The West’s ascendant trip through linear history appears to be over. The paradox underneath this confrontation is that a situation with such low stakes—Crimea and the political leanings of a minor failed state—has taken on such vast proportions, and this suggests a deeper significance. The political turmoil that has taken root in the fertile soil dividing West and East, in Ukraine, which literally translates as the “borderland,” functions as a powerful symbol of the declining hegemony of the West. This confrontation continues to cast shadows of historical proportions because the authority of the world psychiatrist and world policeman is being openly challenged. The brief illusion of the triumph of the West is cracking. We have not entered into some post-historic phase, some fundamentally new future. The inmates are breaking free, and it looks as if the psychiatrist was the crazy one all along.

Consider the asymmetry. What is Ukraine to the West but an impoverished Eastern European political pawn on the geopolitical chessboard, one that has to be prevented from joining up with Russia in line with the overall trend? But to Russia Ukraine is a historic part of itself, the place of the earliest Russian capital of Kievan Rus (from whence it was moved, eventually, to Moscow, then to St. Petersburg, then to Moscow again). It is a region with which Russia has eleven centuries of joint linguistic, cultural and political history. Half of Ukraine consists of Russian lands capriciously adjoined to it by Lenin and Khrushchev. I grew up thinking Kharkov was Russian (because it is) and was at one point amazed to discover that I would now need a visa to go there—because it got stuck on the wrong side of the border and renamed Kharkiv. (In case you are wondering, to convert to Ukrainian, you take Russian and replace ‘y’, ‘o’ and ‘e’ with ‘i’, ‘i’ with ‘y’, and ‘g’ with ‘h’. To convert back—you ask a Russian.) As of last December, the Russians in Kharkov and other Russian regions of Ukraine have been stuck on the wrong side of the border, as subjects of an unstable, dysfunctional and remarkably corrupt governent, for 22 years. It is little wonder that they are now waving Russian flags with wild abandon.

Even the muddle-headed John Kerry was recently heard to concede that Russia has “legitimate interests” in Ukraine. In challenging Russia over Ukraine the West isn’t just crossing some imaginary “red line” that Obama is so fond of proclaiming again and again. In installing a neo-fascist, rabidly anti-Russian regime in Kiev, it has crossed the double-yellow, guaranteeing a head-on collision. Question is, which side will survive that collision: the Russian tank column, or John Kerry’s limo? The West’s opening gambit is to deny visas and freeze accounts of certain Russian officials and businessmen, who either don’t have bank accounts in the West or have already pulled the money out last Friday (to the tune of a couple hundred billion dollars) and aren’t planning to travel to the US.

## Records for the task:
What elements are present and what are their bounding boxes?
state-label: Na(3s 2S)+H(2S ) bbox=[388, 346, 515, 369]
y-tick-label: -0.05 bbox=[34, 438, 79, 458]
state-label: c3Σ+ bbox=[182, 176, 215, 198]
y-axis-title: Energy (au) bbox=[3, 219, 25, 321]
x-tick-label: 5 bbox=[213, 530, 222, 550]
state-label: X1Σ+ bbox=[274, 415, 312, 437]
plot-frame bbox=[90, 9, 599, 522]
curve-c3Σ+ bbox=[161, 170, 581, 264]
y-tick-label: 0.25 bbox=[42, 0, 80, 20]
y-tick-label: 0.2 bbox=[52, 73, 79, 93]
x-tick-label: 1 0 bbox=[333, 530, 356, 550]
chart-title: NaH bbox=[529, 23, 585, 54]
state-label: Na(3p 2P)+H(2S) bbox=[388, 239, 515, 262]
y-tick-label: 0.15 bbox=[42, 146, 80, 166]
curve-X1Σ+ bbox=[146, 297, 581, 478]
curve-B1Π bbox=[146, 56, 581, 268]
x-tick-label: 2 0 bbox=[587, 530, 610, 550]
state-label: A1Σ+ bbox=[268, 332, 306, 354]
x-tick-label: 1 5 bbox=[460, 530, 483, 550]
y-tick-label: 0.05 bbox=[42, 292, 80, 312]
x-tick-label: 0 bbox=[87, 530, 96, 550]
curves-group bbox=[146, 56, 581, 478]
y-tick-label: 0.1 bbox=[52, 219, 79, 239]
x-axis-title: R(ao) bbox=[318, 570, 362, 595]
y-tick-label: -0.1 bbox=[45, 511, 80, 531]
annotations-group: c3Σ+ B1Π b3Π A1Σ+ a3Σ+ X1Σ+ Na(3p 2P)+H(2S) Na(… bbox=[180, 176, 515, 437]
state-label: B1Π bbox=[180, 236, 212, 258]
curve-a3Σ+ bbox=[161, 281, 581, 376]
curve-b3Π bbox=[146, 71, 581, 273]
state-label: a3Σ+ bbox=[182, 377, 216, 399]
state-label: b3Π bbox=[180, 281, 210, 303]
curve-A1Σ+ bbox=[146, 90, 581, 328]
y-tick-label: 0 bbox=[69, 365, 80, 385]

---

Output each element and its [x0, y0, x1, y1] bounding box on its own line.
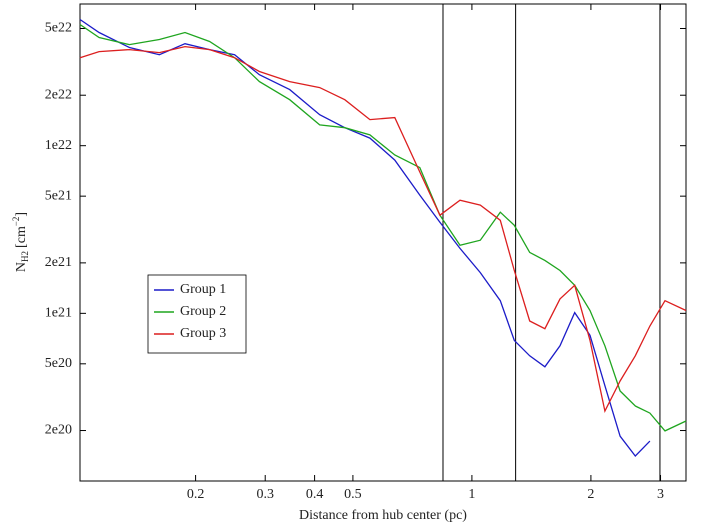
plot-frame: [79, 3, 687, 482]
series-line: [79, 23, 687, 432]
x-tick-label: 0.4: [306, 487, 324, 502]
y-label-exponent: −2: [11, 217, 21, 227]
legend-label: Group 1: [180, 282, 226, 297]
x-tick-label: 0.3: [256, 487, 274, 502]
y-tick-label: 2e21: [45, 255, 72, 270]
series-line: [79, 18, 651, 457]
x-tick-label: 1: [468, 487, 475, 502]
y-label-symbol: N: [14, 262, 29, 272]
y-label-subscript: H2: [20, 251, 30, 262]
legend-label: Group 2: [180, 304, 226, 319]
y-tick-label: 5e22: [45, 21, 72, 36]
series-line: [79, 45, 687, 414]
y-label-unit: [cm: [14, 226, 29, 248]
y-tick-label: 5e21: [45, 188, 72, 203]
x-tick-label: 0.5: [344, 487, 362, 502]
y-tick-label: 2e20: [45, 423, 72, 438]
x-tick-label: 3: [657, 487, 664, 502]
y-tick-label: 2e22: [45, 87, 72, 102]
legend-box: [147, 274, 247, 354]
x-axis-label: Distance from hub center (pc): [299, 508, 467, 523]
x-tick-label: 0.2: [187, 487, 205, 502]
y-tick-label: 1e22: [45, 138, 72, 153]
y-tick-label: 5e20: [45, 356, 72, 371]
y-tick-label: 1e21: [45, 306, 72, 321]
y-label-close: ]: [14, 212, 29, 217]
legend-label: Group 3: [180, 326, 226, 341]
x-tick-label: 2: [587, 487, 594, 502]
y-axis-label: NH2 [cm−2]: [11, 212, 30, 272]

==

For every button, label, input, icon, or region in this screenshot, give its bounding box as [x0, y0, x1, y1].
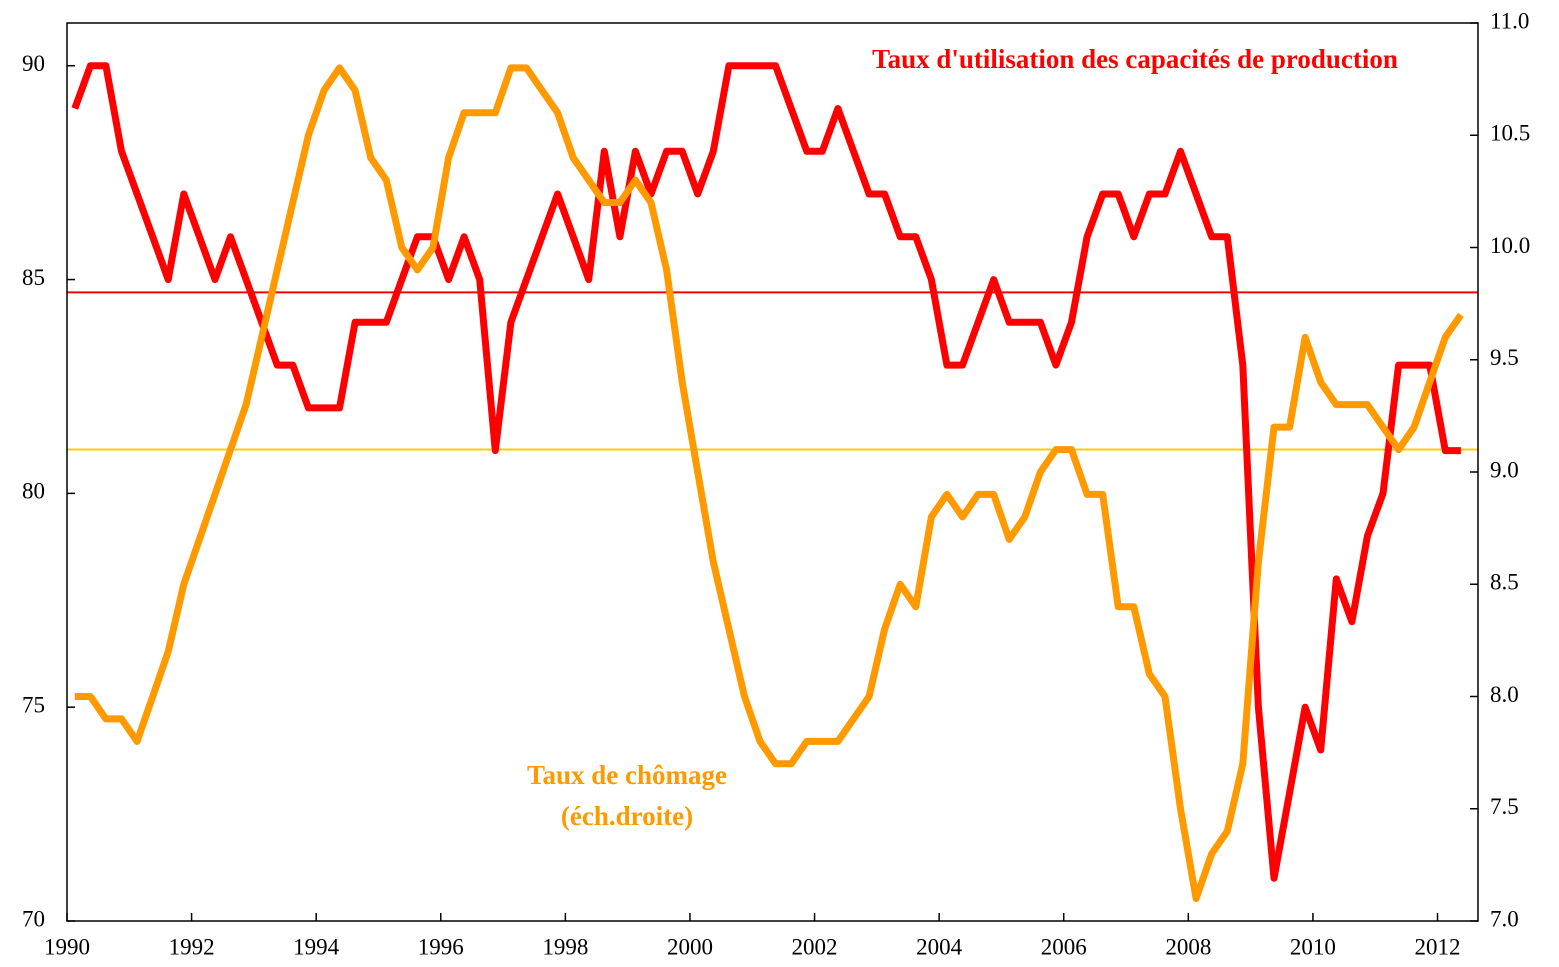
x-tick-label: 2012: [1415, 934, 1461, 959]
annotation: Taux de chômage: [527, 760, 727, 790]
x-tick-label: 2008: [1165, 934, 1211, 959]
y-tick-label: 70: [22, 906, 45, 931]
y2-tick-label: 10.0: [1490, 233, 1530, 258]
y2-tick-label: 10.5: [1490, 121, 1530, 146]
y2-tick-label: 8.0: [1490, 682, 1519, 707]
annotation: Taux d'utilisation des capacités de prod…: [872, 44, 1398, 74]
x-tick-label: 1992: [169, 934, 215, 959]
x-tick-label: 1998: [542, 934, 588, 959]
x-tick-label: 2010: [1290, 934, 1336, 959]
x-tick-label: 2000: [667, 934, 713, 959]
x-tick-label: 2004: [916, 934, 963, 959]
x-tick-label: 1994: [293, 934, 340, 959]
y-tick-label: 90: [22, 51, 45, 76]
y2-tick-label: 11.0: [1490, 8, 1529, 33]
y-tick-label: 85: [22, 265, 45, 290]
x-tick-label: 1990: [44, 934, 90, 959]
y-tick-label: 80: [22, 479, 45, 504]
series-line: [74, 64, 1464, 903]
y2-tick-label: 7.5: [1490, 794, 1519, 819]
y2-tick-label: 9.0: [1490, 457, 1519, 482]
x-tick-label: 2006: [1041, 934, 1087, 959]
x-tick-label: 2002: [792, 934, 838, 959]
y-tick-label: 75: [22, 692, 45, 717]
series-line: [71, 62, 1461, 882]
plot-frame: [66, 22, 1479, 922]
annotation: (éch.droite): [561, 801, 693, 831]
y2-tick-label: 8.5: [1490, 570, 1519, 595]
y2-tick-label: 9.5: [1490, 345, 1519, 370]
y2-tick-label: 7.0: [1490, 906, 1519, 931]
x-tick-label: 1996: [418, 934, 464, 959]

## List of tasks:
(a) Answer these questions using the passage on Ukraine:
(i) What does the name "Ukraine" literally translate as?
(ii) How many centuries of joint linguistic, cultural and political history does Russia share with the region?
(iii) Who was heard to concede that Russia has "legitimate interests" in Ukraine?
(b) Please duplicate the lines of the entries that begin with the line containing "x-tick-label: 2012: [1415, 934, 1461, 959]" and end with the line containing "x-tick-label: 2010: [1290, 934, 1336, 959]", including both of those lines.
The passage on Ukraine and the entries come from unrelated sources.

## Solutions to each task:
(a)
(i) The "borderland."
(ii) Eleven centuries.
(iii) John Kerry.

(b)
x-tick-label: 2012: [1415, 934, 1461, 959]
annotation: Taux de chômage: [527, 760, 727, 790]
x-tick-label: 2008: [1165, 934, 1211, 959]
y-tick-label: 70: [22, 906, 45, 931]
y2-tick-label: 10.0: [1490, 233, 1530, 258]
y2-tick-label: 10.5: [1490, 121, 1530, 146]
y2-tick-label: 8.0: [1490, 682, 1519, 707]
annotation: Taux d'utilisation des capacités de prod…: [872, 44, 1398, 74]
x-tick-label: 1992: [169, 934, 215, 959]
x-tick-label: 1998: [542, 934, 588, 959]
x-tick-label: 2010: [1290, 934, 1336, 959]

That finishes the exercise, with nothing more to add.